[Dataset listings of figures]
● ● ●

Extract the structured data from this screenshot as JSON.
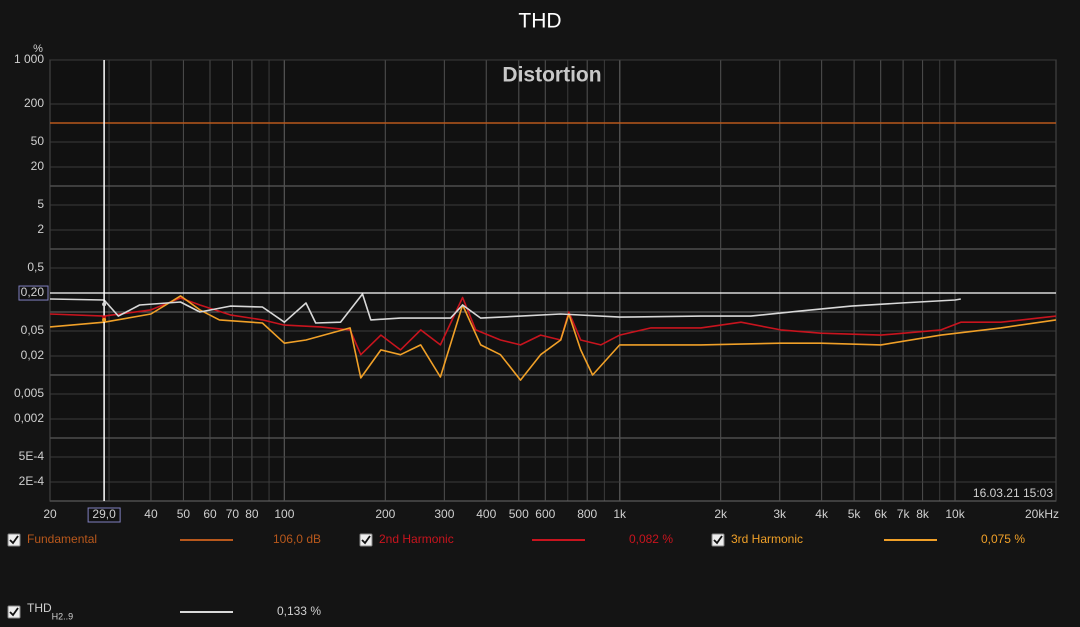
{
  "chart_data": {
    "type": "line",
    "title": "THD",
    "subtitle": "Distortion",
    "y_unit": "%",
    "timestamp": "16.03.21 15:03",
    "xlog": true,
    "ylog": true,
    "grid": true,
    "xlim": [
      20,
      20000
    ],
    "ylim": [
      0.0001,
      1000
    ],
    "xticks": [
      20,
      40,
      50,
      60,
      70,
      80,
      100,
      200,
      300,
      400,
      500,
      600,
      800,
      {
        "value": 1000,
        "label": "1k"
      },
      {
        "value": 2000,
        "label": "2k"
      },
      {
        "value": 3000,
        "label": "3k"
      },
      {
        "value": 4000,
        "label": "4k"
      },
      {
        "value": 5000,
        "label": "5k"
      },
      {
        "value": 6000,
        "label": "6k"
      },
      {
        "value": 7000,
        "label": "7k"
      },
      {
        "value": 8000,
        "label": "8k"
      },
      {
        "value": 10000,
        "label": "10k"
      },
      {
        "value": 20000,
        "label": "20kHz"
      }
    ],
    "yticks": [
      {
        "value": 1000,
        "label": "1 000"
      },
      200,
      50,
      20,
      5,
      2,
      {
        "value": 0.5,
        "label": "0,5"
      },
      {
        "value": 0.05,
        "label": "0,05"
      },
      {
        "value": 0.02,
        "label": "0,02"
      },
      {
        "value": 0.005,
        "label": "0,005"
      },
      {
        "value": 0.002,
        "label": "0,002"
      },
      {
        "value": 0.0005,
        "label": "5E-4"
      },
      {
        "value": 0.0002,
        "label": "2E-4"
      }
    ],
    "cursor": {
      "x": 29,
      "x_label": "29,0",
      "y": 0.2,
      "y_label": "0,20"
    },
    "series": [
      {
        "name": "Fundamental",
        "color": "#b8581c",
        "readout_label": "106,0 dB",
        "x": [
          20,
          20000
        ],
        "values": [
          100,
          100
        ]
      },
      {
        "name": "2nd Harmonic",
        "color": "#c8141e",
        "readout": 0.082,
        "readout_label": "0,082 %",
        "x": [
          20,
          29,
          40,
          49,
          56,
          69,
          86,
          100,
          128,
          157,
          169,
          194,
          222,
          255,
          292,
          340,
          372,
          441,
          506,
          581,
          667,
          705,
          765,
          878,
          1000,
          1240,
          1745,
          2300,
          3020,
          3980,
          6010,
          9080,
          10400,
          13700,
          20000
        ],
        "values": [
          0.093,
          0.086,
          0.108,
          0.167,
          0.129,
          0.09,
          0.075,
          0.062,
          0.058,
          0.052,
          0.021,
          0.043,
          0.025,
          0.052,
          0.03,
          0.17,
          0.052,
          0.036,
          0.03,
          0.043,
          0.036,
          0.1,
          0.036,
          0.03,
          0.043,
          0.056,
          0.056,
          0.069,
          0.052,
          0.046,
          0.043,
          0.052,
          0.069,
          0.069,
          0.086
        ]
      },
      {
        "name": "3rd Harmonic",
        "color": "#f0a028",
        "readout": 0.075,
        "readout_label": "0,075 %",
        "x": [
          20,
          29,
          40,
          49,
          56,
          64,
          86,
          100,
          116,
          157,
          169,
          194,
          222,
          255,
          292,
          340,
          385,
          441,
          506,
          581,
          667,
          705,
          765,
          830,
          1000,
          1745,
          3020,
          3980,
          6010,
          9080,
          13700,
          20000
        ],
        "values": [
          0.058,
          0.069,
          0.093,
          0.18,
          0.108,
          0.075,
          0.067,
          0.032,
          0.036,
          0.056,
          0.009,
          0.025,
          0.021,
          0.03,
          0.0093,
          0.129,
          0.03,
          0.021,
          0.0083,
          0.021,
          0.036,
          0.093,
          0.025,
          0.01,
          0.03,
          0.03,
          0.032,
          0.032,
          0.03,
          0.043,
          0.056,
          0.075
        ]
      },
      {
        "name": "THD",
        "name_sub": "H2..9",
        "color": "#d8d8d8",
        "readout": 0.133,
        "readout_label": "0,133 %",
        "x": [
          20,
          29,
          32,
          37,
          49,
          56,
          69,
          86,
          100,
          116,
          124,
          147,
          171,
          181,
          222,
          313,
          340,
          385,
          506,
          667,
          1000,
          1745,
          2460,
          3470,
          4900,
          6900,
          10000,
          10400
        ],
        "values": [
          0.161,
          0.155,
          0.086,
          0.129,
          0.144,
          0.1,
          0.124,
          0.12,
          0.069,
          0.139,
          0.067,
          0.069,
          0.193,
          0.075,
          0.08,
          0.08,
          0.129,
          0.08,
          0.086,
          0.093,
          0.083,
          0.086,
          0.086,
          0.104,
          0.124,
          0.139,
          0.155,
          0.161
        ]
      }
    ]
  }
}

● ● ●

BRIEF:
Read the entries and select each line where the word "color" is found.

THE ANSWER:
        "color": "#b8581c",
        "color": "#c8141e",
        "color": "#f0a028",
        "color": "#d8d8d8",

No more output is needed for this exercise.